Each line of the data below containing "name" needs to be listed.

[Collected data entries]
*****
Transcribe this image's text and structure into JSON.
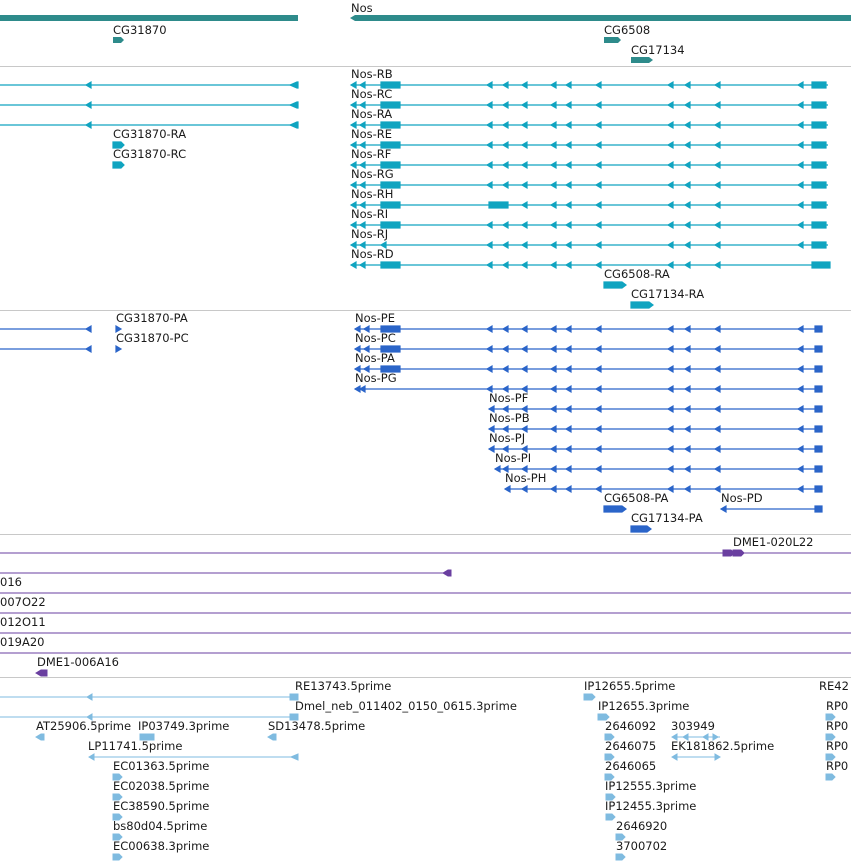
{
  "colors": {
    "gene": "#2e8b8b",
    "transcript": "#10a4c0",
    "protein": "#2b65c9",
    "clone": "#6a3fa0",
    "est": "#7fbbe0",
    "separator": "#c8c8c8"
  },
  "panels": {
    "genes": [
      {
        "label": "CG31870"
      },
      {
        "label": "Nos"
      },
      {
        "label": "CG6508"
      },
      {
        "label": "CG17134"
      }
    ],
    "transcripts": [
      {
        "label": "Nos-RB"
      },
      {
        "label": "Nos-RC"
      },
      {
        "label": "Nos-RA"
      },
      {
        "label": "Nos-RE"
      },
      {
        "label": "Nos-RF"
      },
      {
        "label": "Nos-RG"
      },
      {
        "label": "Nos-RH"
      },
      {
        "label": "Nos-RI"
      },
      {
        "label": "Nos-RJ"
      },
      {
        "label": "Nos-RD"
      },
      {
        "label": "CG31870-RA"
      },
      {
        "label": "CG31870-RC"
      },
      {
        "label": "CG6508-RA"
      },
      {
        "label": "CG17134-RA"
      }
    ],
    "proteins": [
      {
        "label": "CG31870-PA"
      },
      {
        "label": "CG31870-PC"
      },
      {
        "label": "Nos-PE"
      },
      {
        "label": "Nos-PC"
      },
      {
        "label": "Nos-PA"
      },
      {
        "label": "Nos-PG"
      },
      {
        "label": "Nos-PF"
      },
      {
        "label": "Nos-PB"
      },
      {
        "label": "Nos-PJ"
      },
      {
        "label": "Nos-PI"
      },
      {
        "label": "Nos-PH"
      },
      {
        "label": "CG6508-PA"
      },
      {
        "label": "Nos-PD"
      },
      {
        "label": "CG17134-PA"
      }
    ],
    "clones": [
      {
        "label": "DME1-020L22"
      },
      {
        "label": "016"
      },
      {
        "label": "007O22"
      },
      {
        "label": "012O11"
      },
      {
        "label": "019A20"
      },
      {
        "label": "DME1-006A16"
      }
    ],
    "ests": [
      {
        "label": "RE13743.5prime"
      },
      {
        "label": "Dmel_neb_011402_0150_0615.3prime"
      },
      {
        "label": "AT25906.5prime"
      },
      {
        "label": "IP03749.3prime"
      },
      {
        "label": "SD13478.5prime"
      },
      {
        "label": "LP11741.5prime"
      },
      {
        "label": "EC01363.5prime"
      },
      {
        "label": "EC02038.5prime"
      },
      {
        "label": "EC38590.5prime"
      },
      {
        "label": "bs80d04.5prime"
      },
      {
        "label": "EC00638.3prime"
      },
      {
        "label": "IP12655.5prime"
      },
      {
        "label": "IP12655.3prime"
      },
      {
        "label": "2646092"
      },
      {
        "label": "303949"
      },
      {
        "label": "2646075"
      },
      {
        "label": "EK181862.5prime"
      },
      {
        "label": "2646065"
      },
      {
        "label": "IP12555.3prime"
      },
      {
        "label": "IP12455.3prime"
      },
      {
        "label": "2646920"
      },
      {
        "label": "3700702"
      },
      {
        "label": "RE42"
      },
      {
        "label": "RP0"
      },
      {
        "label": "RP0"
      },
      {
        "label": "RP0"
      },
      {
        "label": "RP0"
      }
    ]
  }
}
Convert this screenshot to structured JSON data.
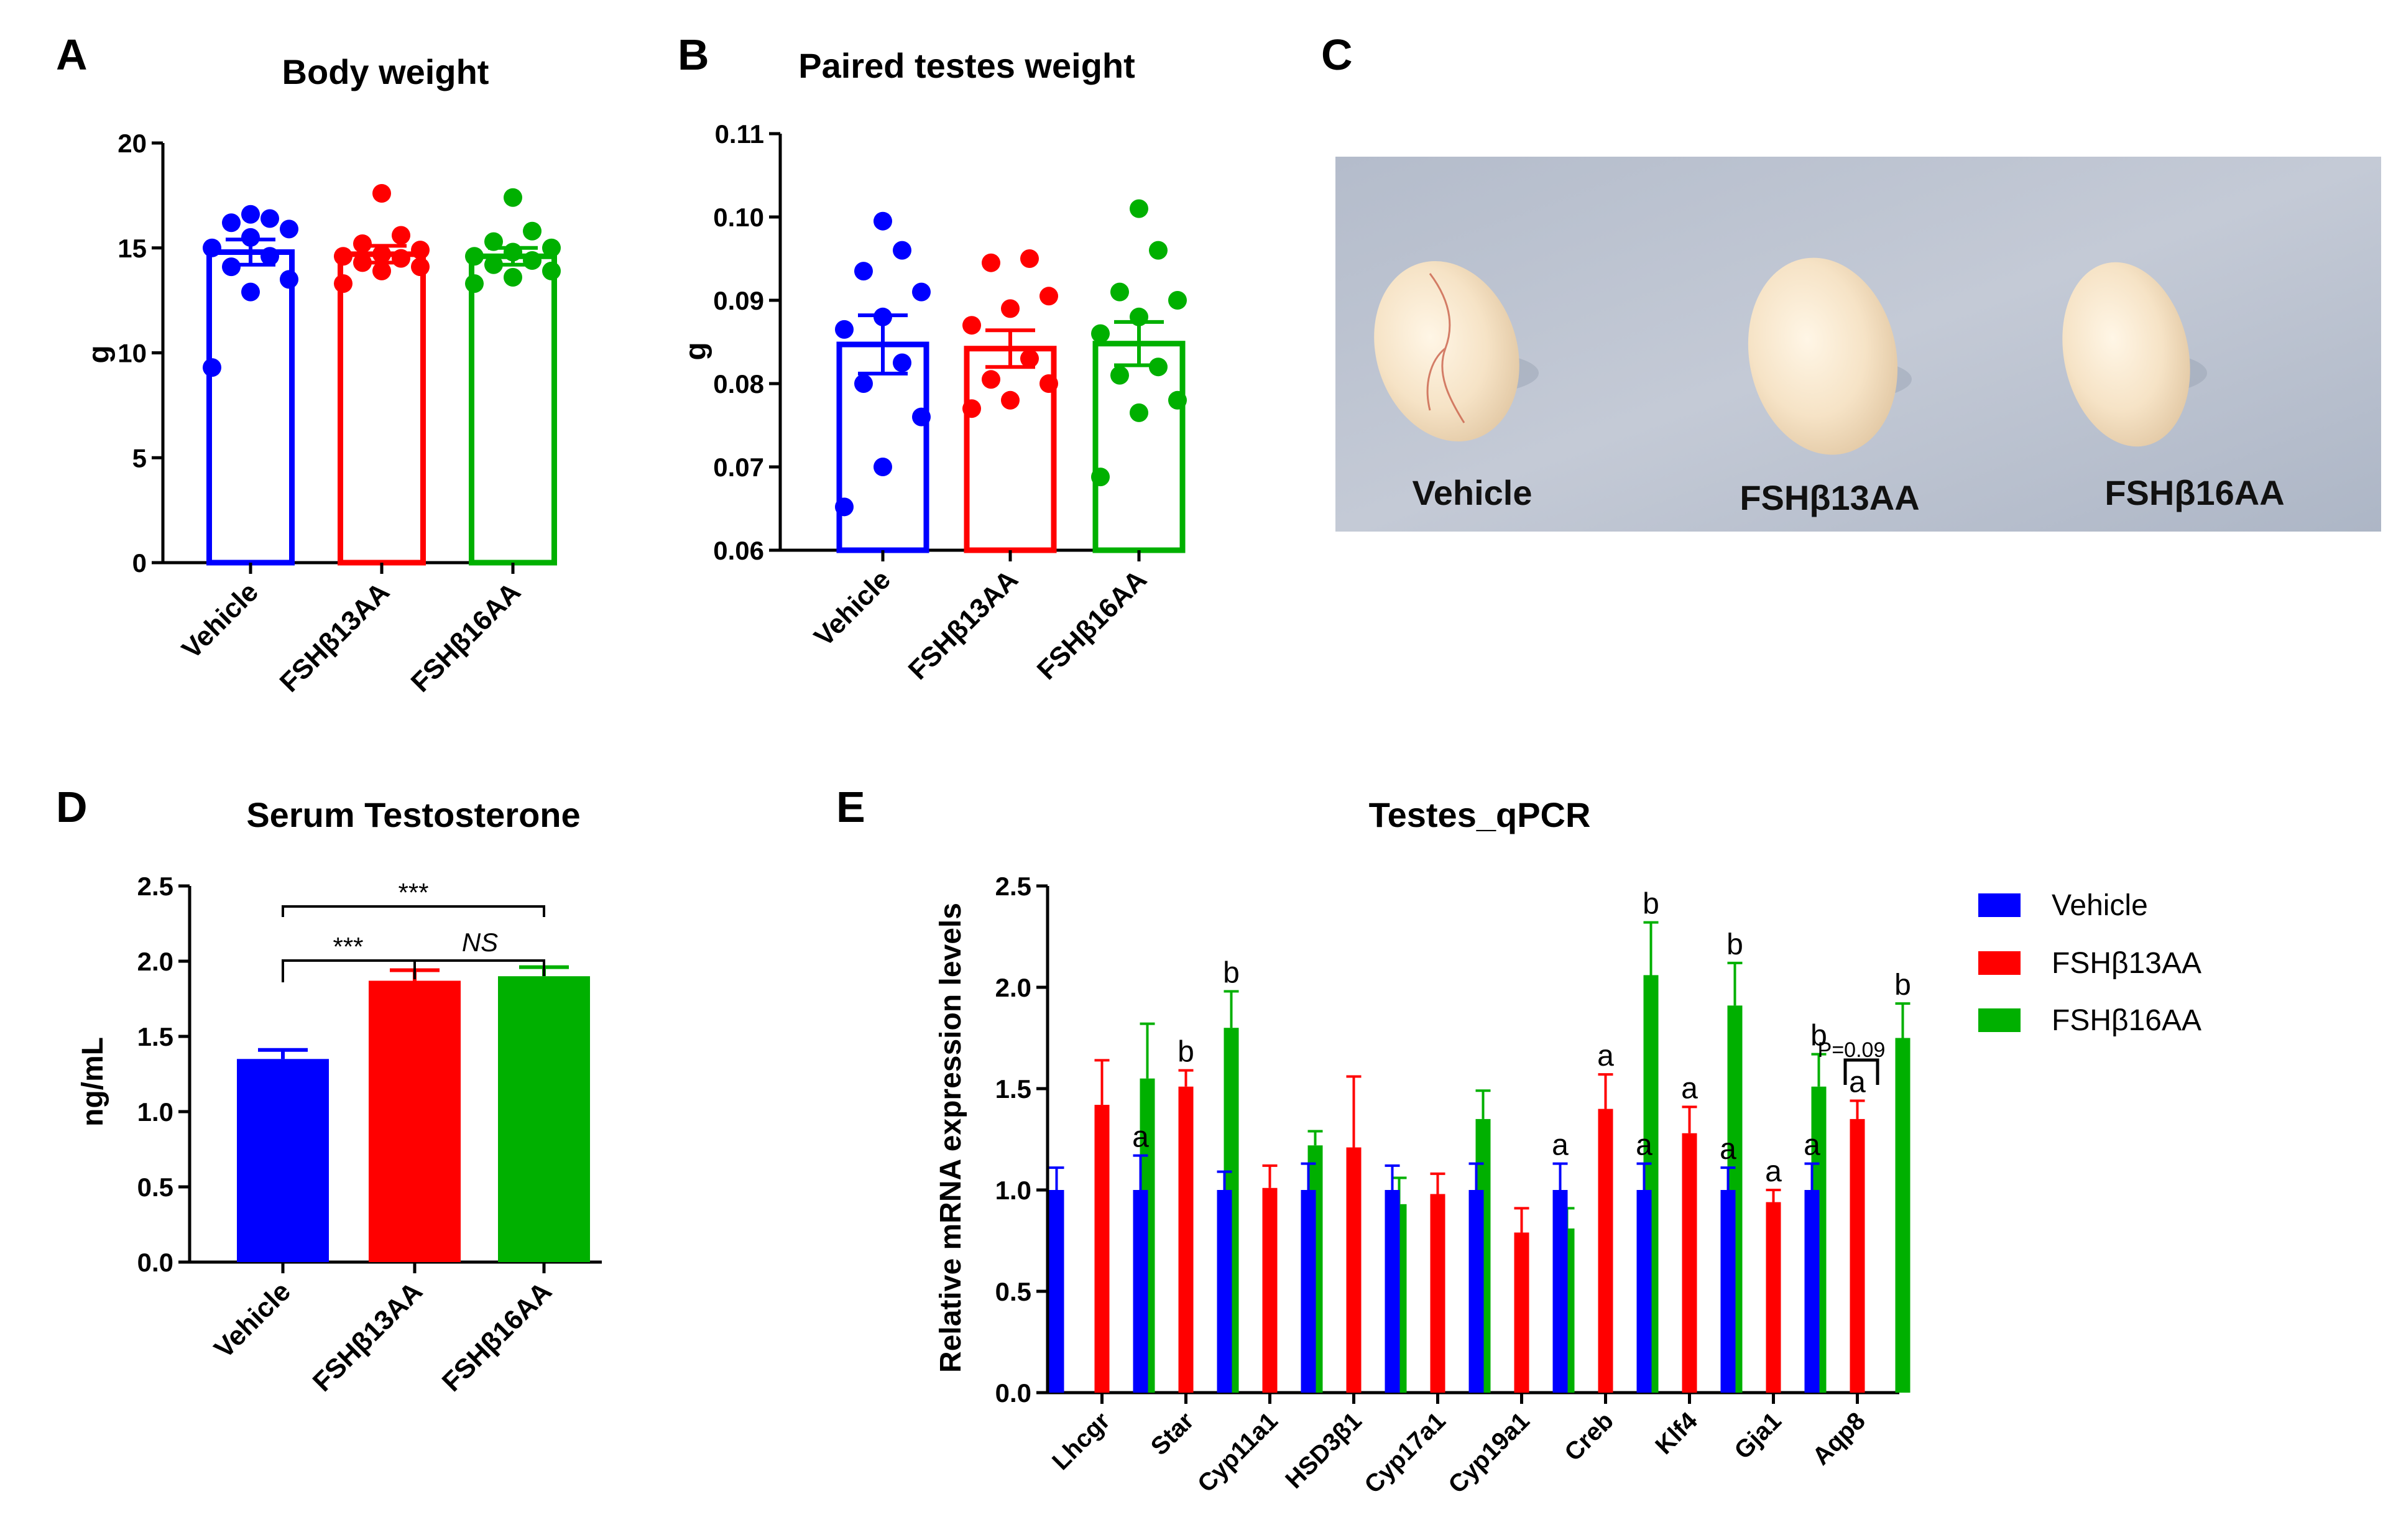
{
  "colors": {
    "vehicle": "#0000ff",
    "fsh13": "#ff0000",
    "fsh16": "#00b000",
    "axis": "#000000"
  },
  "charts": {
    "A": {
      "panel_label": "A",
      "type": "bar",
      "title": "Body weight",
      "ylabel": "g",
      "ylim": [
        0,
        20
      ],
      "yticks": [
        "0",
        "5",
        "10",
        "15",
        "20"
      ],
      "categories": [
        "Vehicle",
        "FSHβ13AA",
        "FSHβ16AA"
      ],
      "means": [
        14.8,
        14.7,
        14.6
      ],
      "sem": [
        0.6,
        0.4,
        0.4
      ],
      "points": [
        [
          9.3,
          12.9,
          13.5,
          14.1,
          14.6,
          15.0,
          15.5,
          15.9,
          16.2,
          16.4,
          16.6
        ],
        [
          13.3,
          13.9,
          14.1,
          14.3,
          14.5,
          14.6,
          14.7,
          14.9,
          15.2,
          15.6,
          17.6
        ],
        [
          13.3,
          13.6,
          13.9,
          14.2,
          14.4,
          14.6,
          14.8,
          15.0,
          15.3,
          15.8,
          17.4
        ]
      ]
    },
    "B": {
      "panel_label": "B",
      "type": "bar",
      "title": "Paired testes weight",
      "ylabel": "g",
      "ylim": [
        0.06,
        0.11
      ],
      "yticks": [
        "0.06",
        "0.07",
        "0.08",
        "0.09",
        "0.10",
        "0.11"
      ],
      "categories": [
        "Vehicle",
        "FSHβ13AA",
        "FSHβ16AA"
      ],
      "means": [
        0.0847,
        0.0842,
        0.0848
      ],
      "sem": [
        0.0035,
        0.0022,
        0.0026
      ],
      "points": [
        [
          0.0652,
          0.07,
          0.076,
          0.08,
          0.0825,
          0.0865,
          0.088,
          0.091,
          0.0935,
          0.096,
          0.0995
        ],
        [
          0.077,
          0.078,
          0.08,
          0.0805,
          0.083,
          0.087,
          0.089,
          0.0905,
          0.0945,
          0.095
        ],
        [
          0.0688,
          0.0765,
          0.078,
          0.081,
          0.082,
          0.086,
          0.088,
          0.09,
          0.091,
          0.096,
          0.101
        ]
      ]
    },
    "C": {
      "panel_label": "C",
      "labels": [
        "Vehicle",
        "FSHβ13AA",
        "FSHβ16AA"
      ]
    },
    "D": {
      "panel_label": "D",
      "type": "bar",
      "title": "Serum Testosterone",
      "ylabel": "ng/mL",
      "ylim": [
        0,
        2.5
      ],
      "yticks": [
        "0.0",
        "0.5",
        "1.0",
        "1.5",
        "2.0",
        "2.5"
      ],
      "categories": [
        "Vehicle",
        "FSHβ13AA",
        "FSHβ16AA"
      ],
      "means": [
        1.35,
        1.87,
        1.9
      ],
      "sem": [
        0.06,
        0.07,
        0.06
      ],
      "sig": [
        "***",
        "***",
        "NS"
      ]
    },
    "E": {
      "panel_label": "E",
      "type": "bar",
      "title": "Testes_qPCR",
      "ylabel": "Relative mRNA expression levels",
      "ylim": [
        0,
        2.5
      ],
      "yticks": [
        "0.0",
        "0.5",
        "1.0",
        "1.5",
        "2.0",
        "2.5"
      ],
      "categories": [
        "Lhcgr",
        "Star",
        "Cyp11a1",
        "HSD3β1",
        "Cyp17a1",
        "Cyp19a1",
        "Creb",
        "Klf4",
        "Gja1",
        "Aqp8"
      ],
      "series": [
        {
          "name": "Vehicle",
          "values": [
            1.0,
            1.0,
            1.0,
            1.0,
            1.0,
            1.0,
            1.0,
            1.0,
            1.0,
            1.0
          ],
          "errors": [
            0.11,
            0.17,
            0.09,
            0.13,
            0.12,
            0.13,
            0.13,
            0.13,
            0.11,
            0.13
          ],
          "letters": [
            "",
            "a",
            "",
            "",
            "",
            "",
            "a",
            "a",
            "a",
            "a"
          ]
        },
        {
          "name": "FSHβ13AA",
          "values": [
            1.42,
            1.51,
            1.01,
            1.21,
            0.98,
            0.79,
            1.4,
            1.28,
            0.94,
            1.35
          ],
          "errors": [
            0.22,
            0.08,
            0.11,
            0.35,
            0.1,
            0.12,
            0.17,
            0.13,
            0.06,
            0.09
          ],
          "letters": [
            "",
            "b",
            "",
            "",
            "",
            "",
            "a",
            "a",
            "a",
            "a"
          ]
        },
        {
          "name": "FSHβ16AA",
          "values": [
            1.55,
            1.8,
            1.22,
            0.93,
            1.35,
            0.81,
            2.06,
            1.91,
            1.51,
            1.75
          ],
          "errors": [
            0.27,
            0.18,
            0.07,
            0.13,
            0.14,
            0.1,
            0.26,
            0.21,
            0.16,
            0.17
          ],
          "letters": [
            "",
            "b",
            "",
            "",
            "",
            "",
            "b",
            "b",
            "b",
            "b"
          ]
        }
      ],
      "pvalue_label": "P=0.09"
    }
  }
}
*****
◆ **PROBLEM SOLUTION**
          "name": "Vehicle",
          "name": "FSHβ13AA",
          "name": "FSHβ16AA",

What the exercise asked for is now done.